**Exercise aim:** Reproduce all of the material word for word.

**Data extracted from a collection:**
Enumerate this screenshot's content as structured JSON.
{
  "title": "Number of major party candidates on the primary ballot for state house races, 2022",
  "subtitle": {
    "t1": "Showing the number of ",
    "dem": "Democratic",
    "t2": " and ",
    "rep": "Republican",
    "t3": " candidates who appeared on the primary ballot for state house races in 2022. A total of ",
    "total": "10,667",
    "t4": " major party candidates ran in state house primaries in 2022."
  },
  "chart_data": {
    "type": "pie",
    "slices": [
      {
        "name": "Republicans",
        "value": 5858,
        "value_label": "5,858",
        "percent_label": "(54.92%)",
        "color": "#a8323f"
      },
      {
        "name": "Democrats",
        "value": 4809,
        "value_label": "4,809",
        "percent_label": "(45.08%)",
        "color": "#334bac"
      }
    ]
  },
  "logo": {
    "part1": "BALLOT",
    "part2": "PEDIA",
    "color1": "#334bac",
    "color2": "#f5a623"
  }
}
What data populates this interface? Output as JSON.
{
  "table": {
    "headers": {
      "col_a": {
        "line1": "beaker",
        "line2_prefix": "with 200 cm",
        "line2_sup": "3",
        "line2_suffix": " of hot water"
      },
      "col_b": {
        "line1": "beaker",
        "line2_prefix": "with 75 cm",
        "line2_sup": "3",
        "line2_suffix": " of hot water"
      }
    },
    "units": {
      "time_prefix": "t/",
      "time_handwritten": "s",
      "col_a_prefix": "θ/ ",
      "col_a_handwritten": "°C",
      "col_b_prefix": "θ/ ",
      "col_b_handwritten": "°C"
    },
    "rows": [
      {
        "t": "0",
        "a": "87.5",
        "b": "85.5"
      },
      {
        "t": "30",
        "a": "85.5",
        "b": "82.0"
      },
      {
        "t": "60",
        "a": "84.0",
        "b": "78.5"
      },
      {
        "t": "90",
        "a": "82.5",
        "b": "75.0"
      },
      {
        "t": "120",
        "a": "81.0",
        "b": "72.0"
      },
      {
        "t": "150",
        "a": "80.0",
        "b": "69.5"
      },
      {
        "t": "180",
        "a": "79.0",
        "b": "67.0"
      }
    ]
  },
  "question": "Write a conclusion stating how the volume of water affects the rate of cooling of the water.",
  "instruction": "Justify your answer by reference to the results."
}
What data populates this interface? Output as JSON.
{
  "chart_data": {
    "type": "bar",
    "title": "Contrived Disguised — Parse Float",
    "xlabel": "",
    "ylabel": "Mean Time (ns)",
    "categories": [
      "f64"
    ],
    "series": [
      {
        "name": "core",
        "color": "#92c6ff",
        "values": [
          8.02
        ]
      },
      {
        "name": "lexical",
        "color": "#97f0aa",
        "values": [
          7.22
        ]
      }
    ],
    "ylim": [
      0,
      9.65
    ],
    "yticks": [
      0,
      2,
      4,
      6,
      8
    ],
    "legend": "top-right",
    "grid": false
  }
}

**Answer for the task:**
Enumerate this screenshot's content as structured JSON.
{
  "title": "Number of major party candidates on the primary ballot for state house races, 2022",
  "subtitle": {
    "t1": "Showing the number of ",
    "dem": "Democratic",
    "t2": " and ",
    "rep": "Republican",
    "t3": " candidates who appeared on the primary ballot for state house races in 2022. A total of ",
    "total": "10,667",
    "t4": " major party candidates ran in state house primaries in 2022."
  },
  "chart_data": {
    "type": "pie",
    "slices": [
      {
        "name": "Republicans",
        "value": 5858,
        "value_label": "5,858",
        "percent_label": "(54.92%)",
        "color": "#a8323f"
      },
      {
        "name": "Democrats",
        "value": 4809,
        "value_label": "4,809",
        "percent_label": "(45.08%)",
        "color": "#334bac"
      }
    ]
  },
  "logo": {
    "part1": "BALLOT",
    "part2": "PEDIA",
    "color1": "#334bac",
    "color2": "#f5a623"
  }
}
What data populates this interface? Output as JSON.
{
  "table": {
    "headers": {
      "col_a": {
        "line1": "beaker",
        "line2_prefix": "with 200 cm",
        "line2_sup": "3",
        "line2_suffix": " of hot water"
      },
      "col_b": {
        "line1": "beaker",
        "line2_prefix": "with 75 cm",
        "line2_sup": "3",
        "line2_suffix": " of hot water"
      }
    },
    "units": {
      "time_prefix": "t/",
      "time_handwritten": "s",
      "col_a_prefix": "θ/ ",
      "col_a_handwritten": "°C",
      "col_b_prefix": "θ/ ",
      "col_b_handwritten": "°C"
    },
    "rows": [
      {
        "t": "0",
        "a": "87.5",
        "b": "85.5"
      },
      {
        "t": "30",
        "a": "85.5",
        "b": "82.0"
      },
      {
        "t": "60",
        "a": "84.0",
        "b": "78.5"
      },
      {
        "t": "90",
        "a": "82.5",
        "b": "75.0"
      },
      {
        "t": "120",
        "a": "81.0",
        "b": "72.0"
      },
      {
        "t": "150",
        "a": "80.0",
        "b": "69.5"
      },
      {
        "t": "180",
        "a": "79.0",
        "b": "67.0"
      }
    ]
  },
  "question": "Write a conclusion stating how the volume of water affects the rate of cooling of the water.",
  "instruction": "Justify your answer by reference to the results."
}
What data populates this interface? Output as JSON.
{
  "chart_data": {
    "type": "bar",
    "title": "Contrived Disguised — Parse Float",
    "xlabel": "",
    "ylabel": "Mean Time (ns)",
    "categories": [
      "f64"
    ],
    "series": [
      {
        "name": "core",
        "color": "#92c6ff",
        "values": [
          8.02
        ]
      },
      {
        "name": "lexical",
        "color": "#97f0aa",
        "values": [
          7.22
        ]
      }
    ],
    "ylim": [
      0,
      9.65
    ],
    "yticks": [
      0,
      2,
      4,
      6,
      8
    ],
    "legend": "top-right",
    "grid": false
  }
}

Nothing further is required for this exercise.